#### [Brief]
Where the data below has the string "ylabel", return the whole line.

──────── Data shown

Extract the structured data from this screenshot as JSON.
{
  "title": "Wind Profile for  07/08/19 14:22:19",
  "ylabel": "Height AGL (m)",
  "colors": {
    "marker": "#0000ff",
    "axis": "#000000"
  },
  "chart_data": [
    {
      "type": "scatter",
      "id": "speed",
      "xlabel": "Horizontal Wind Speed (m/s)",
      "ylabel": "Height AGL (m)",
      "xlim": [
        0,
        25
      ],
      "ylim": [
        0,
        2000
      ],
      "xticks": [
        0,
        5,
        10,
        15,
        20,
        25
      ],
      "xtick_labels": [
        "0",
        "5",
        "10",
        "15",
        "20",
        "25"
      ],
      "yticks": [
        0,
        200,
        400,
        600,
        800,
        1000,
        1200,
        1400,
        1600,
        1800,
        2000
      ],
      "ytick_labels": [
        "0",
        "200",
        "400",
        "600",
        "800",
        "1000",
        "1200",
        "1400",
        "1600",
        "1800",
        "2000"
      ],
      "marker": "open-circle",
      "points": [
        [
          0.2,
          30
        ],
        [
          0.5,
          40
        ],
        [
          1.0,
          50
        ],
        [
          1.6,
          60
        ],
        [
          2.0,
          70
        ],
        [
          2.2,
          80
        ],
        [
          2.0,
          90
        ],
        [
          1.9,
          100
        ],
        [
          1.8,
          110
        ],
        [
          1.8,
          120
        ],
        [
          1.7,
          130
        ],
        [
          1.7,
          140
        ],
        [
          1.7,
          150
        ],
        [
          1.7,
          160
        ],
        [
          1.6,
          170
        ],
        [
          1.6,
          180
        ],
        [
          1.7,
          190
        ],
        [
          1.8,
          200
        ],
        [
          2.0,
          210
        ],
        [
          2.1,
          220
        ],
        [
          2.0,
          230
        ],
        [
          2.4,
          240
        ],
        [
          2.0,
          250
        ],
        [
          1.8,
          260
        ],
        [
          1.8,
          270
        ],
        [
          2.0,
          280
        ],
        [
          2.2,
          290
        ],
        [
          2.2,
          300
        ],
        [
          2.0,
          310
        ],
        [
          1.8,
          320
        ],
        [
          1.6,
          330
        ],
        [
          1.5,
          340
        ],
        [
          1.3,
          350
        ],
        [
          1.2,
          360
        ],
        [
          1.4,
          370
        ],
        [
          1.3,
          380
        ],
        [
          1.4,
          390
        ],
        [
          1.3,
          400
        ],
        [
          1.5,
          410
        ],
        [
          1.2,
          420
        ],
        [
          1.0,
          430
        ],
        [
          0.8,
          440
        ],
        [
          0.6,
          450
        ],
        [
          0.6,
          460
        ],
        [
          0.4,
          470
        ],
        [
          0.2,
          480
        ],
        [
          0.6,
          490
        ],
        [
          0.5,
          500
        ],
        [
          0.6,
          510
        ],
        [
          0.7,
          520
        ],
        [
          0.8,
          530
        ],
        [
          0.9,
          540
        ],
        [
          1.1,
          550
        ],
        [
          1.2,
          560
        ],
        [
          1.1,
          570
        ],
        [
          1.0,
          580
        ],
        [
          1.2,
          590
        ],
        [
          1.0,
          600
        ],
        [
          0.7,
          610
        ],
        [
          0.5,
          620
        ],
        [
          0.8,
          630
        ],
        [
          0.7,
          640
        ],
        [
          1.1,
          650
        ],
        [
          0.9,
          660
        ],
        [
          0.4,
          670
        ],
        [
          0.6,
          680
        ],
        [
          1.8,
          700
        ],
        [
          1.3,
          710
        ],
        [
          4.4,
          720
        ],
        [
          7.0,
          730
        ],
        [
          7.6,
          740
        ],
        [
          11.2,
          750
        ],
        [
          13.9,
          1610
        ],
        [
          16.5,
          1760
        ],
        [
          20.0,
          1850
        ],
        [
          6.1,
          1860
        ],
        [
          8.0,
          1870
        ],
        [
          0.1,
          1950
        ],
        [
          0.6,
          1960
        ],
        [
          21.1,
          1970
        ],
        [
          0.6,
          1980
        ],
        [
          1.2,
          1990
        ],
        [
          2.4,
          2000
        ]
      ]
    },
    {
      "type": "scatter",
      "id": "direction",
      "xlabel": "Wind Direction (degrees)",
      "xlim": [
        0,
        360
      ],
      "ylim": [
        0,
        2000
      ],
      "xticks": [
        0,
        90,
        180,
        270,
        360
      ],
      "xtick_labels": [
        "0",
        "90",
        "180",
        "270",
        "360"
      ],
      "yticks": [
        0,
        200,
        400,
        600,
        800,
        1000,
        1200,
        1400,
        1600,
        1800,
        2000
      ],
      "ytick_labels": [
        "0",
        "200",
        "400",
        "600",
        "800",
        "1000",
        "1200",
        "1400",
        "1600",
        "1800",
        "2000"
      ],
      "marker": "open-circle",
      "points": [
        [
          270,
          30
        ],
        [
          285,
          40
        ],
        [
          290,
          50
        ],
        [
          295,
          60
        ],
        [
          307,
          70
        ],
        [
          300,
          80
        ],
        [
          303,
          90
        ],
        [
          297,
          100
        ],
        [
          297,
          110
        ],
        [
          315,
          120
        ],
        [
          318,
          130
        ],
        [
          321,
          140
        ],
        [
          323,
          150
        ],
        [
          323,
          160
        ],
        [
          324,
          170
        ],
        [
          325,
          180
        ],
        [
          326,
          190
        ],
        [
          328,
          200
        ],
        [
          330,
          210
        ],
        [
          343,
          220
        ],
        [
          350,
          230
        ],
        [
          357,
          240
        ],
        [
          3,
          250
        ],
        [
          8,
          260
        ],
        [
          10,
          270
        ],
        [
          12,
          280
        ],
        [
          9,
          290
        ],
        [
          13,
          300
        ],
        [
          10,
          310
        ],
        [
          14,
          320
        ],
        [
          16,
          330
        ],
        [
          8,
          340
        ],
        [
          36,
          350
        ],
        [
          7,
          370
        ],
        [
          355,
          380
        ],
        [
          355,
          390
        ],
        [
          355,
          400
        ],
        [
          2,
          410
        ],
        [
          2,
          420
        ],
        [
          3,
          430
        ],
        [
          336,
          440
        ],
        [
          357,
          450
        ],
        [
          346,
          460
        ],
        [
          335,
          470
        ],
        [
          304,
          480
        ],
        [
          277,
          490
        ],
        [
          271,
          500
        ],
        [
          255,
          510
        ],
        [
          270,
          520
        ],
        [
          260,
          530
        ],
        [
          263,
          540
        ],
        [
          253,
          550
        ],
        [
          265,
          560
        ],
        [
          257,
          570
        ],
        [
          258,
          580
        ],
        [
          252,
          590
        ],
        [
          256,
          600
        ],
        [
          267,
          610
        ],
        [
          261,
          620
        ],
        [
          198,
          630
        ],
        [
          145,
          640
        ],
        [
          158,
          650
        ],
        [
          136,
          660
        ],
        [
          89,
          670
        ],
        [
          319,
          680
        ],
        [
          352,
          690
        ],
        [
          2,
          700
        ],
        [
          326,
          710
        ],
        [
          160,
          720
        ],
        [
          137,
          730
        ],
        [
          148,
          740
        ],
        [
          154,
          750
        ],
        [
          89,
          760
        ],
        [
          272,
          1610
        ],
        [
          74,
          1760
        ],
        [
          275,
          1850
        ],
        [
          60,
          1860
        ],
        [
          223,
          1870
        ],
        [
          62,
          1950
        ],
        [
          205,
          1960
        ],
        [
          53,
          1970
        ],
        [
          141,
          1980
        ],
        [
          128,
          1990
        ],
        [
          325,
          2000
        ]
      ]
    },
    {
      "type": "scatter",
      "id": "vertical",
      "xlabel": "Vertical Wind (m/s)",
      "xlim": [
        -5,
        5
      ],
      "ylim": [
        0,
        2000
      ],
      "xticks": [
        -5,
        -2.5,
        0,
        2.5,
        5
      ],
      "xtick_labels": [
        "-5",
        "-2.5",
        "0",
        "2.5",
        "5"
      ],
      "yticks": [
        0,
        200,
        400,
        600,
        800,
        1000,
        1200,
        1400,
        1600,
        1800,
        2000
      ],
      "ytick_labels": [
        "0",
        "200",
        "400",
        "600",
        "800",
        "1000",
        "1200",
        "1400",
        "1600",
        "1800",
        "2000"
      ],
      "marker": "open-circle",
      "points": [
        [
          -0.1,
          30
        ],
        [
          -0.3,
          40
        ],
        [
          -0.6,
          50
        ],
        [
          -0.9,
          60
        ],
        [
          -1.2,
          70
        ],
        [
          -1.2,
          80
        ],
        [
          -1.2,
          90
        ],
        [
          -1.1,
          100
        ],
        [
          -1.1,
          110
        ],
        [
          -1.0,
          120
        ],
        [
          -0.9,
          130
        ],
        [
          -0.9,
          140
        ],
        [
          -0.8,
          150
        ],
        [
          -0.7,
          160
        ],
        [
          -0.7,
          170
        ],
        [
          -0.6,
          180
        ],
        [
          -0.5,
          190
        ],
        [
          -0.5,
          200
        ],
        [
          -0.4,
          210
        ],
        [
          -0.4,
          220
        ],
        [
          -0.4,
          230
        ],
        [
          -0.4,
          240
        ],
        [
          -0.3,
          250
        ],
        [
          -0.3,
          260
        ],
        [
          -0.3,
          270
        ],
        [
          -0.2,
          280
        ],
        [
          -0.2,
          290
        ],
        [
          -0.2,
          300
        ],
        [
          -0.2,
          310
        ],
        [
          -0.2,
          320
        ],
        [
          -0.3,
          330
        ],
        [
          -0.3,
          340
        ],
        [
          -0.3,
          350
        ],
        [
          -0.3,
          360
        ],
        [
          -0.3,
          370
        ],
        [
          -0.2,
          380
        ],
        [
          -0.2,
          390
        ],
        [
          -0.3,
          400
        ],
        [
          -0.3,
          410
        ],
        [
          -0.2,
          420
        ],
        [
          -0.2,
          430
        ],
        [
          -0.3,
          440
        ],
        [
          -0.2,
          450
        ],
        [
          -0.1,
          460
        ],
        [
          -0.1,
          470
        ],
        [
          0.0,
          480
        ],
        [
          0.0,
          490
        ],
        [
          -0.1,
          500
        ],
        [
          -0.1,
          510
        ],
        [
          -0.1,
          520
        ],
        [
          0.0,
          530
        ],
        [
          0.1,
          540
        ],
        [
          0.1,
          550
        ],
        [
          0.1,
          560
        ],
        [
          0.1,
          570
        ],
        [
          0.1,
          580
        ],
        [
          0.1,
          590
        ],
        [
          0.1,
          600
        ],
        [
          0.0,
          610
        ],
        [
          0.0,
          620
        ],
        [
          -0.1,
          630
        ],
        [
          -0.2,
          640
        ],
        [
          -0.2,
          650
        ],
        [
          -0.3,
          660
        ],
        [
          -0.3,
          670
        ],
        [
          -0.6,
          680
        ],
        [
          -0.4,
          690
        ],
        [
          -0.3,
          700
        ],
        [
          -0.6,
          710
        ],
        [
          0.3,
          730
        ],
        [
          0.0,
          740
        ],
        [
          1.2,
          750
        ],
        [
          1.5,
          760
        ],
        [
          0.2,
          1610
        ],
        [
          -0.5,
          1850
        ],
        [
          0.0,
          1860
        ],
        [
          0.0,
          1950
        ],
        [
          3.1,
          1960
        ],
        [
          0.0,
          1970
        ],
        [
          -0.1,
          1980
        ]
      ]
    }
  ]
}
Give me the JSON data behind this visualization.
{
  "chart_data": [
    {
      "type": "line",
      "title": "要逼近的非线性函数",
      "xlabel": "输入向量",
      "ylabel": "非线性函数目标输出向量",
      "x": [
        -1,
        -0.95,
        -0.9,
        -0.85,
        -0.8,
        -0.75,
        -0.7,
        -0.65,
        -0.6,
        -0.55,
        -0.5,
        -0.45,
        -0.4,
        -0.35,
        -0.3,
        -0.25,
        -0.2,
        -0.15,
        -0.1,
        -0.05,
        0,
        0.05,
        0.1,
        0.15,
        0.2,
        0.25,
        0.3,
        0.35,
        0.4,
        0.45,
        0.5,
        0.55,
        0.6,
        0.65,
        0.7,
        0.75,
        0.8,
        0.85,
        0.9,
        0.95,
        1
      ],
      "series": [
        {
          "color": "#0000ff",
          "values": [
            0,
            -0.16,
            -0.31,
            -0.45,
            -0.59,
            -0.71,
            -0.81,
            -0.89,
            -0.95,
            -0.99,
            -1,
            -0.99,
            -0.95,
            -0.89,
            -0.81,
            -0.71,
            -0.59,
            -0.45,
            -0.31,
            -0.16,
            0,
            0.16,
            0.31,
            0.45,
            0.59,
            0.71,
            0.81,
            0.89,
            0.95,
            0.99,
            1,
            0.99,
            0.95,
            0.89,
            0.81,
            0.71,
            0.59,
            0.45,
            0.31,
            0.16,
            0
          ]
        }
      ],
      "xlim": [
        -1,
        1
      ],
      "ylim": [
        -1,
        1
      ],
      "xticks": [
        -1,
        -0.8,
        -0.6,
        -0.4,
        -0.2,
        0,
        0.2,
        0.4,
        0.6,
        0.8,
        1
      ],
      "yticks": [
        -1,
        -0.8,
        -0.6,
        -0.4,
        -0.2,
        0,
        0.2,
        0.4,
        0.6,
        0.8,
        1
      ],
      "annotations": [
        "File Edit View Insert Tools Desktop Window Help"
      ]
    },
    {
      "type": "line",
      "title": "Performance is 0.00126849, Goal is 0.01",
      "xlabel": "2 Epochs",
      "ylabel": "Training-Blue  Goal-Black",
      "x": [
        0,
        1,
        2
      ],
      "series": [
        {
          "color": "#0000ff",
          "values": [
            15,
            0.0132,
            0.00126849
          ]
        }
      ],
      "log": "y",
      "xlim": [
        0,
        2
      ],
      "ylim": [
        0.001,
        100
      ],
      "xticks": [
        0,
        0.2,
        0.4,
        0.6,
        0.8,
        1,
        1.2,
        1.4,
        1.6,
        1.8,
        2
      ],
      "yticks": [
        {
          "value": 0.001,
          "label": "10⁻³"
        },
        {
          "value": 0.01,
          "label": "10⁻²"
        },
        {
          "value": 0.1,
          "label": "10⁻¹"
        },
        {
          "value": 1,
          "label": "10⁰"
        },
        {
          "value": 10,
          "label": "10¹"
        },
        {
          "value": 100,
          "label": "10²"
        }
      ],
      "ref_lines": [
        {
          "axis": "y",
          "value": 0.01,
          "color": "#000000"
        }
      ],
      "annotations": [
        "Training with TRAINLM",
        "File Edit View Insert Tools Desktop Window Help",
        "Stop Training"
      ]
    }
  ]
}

────────────────

#### [Expected answer]
  "ylabel": "Height AGL (m)",
      "ylabel": "Height AGL (m)",
      "ylabel": "非线性函数目标输出向量",
      "ylabel": "Training-Blue  Goal-Black",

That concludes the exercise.